PROBLEM STATEMENT: Reply with one number only, the count of lines holding the string "When".

SUPPLIED DATA:

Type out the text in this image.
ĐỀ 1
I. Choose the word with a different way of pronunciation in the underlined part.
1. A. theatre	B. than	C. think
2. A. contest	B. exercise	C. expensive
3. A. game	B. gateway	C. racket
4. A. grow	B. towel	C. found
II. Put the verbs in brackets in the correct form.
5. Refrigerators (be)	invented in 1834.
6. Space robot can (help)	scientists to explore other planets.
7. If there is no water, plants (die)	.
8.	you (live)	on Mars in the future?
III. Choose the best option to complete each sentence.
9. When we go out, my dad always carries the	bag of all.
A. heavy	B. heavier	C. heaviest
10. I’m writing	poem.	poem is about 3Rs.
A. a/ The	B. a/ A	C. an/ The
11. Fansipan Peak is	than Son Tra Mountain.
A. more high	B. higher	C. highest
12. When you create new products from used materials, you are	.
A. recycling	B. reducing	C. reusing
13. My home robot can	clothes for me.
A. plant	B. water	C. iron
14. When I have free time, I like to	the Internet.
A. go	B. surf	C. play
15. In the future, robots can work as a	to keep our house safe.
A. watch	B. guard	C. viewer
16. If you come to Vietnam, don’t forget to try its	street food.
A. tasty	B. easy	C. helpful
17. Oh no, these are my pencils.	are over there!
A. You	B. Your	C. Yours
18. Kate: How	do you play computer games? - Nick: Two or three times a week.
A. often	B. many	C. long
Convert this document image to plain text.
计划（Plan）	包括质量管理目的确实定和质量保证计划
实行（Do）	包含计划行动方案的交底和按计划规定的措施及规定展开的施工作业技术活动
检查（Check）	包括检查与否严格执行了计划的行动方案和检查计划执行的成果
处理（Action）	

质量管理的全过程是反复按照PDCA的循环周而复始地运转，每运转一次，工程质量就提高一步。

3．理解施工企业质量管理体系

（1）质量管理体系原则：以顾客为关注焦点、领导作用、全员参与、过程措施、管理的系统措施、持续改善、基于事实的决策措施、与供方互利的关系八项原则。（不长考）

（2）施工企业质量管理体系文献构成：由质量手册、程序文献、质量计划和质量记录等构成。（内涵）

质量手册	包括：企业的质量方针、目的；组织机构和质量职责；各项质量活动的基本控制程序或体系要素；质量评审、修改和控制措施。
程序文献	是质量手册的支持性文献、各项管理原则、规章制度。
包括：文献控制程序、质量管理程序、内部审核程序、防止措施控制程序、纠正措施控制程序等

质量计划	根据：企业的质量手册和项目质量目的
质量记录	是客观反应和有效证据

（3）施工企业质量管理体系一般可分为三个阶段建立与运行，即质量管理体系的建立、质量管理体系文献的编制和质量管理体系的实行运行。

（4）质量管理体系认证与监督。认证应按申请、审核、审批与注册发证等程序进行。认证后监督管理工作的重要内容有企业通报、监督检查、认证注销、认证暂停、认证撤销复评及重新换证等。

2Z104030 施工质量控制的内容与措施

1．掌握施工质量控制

ANSWER FOR THE TASK: 3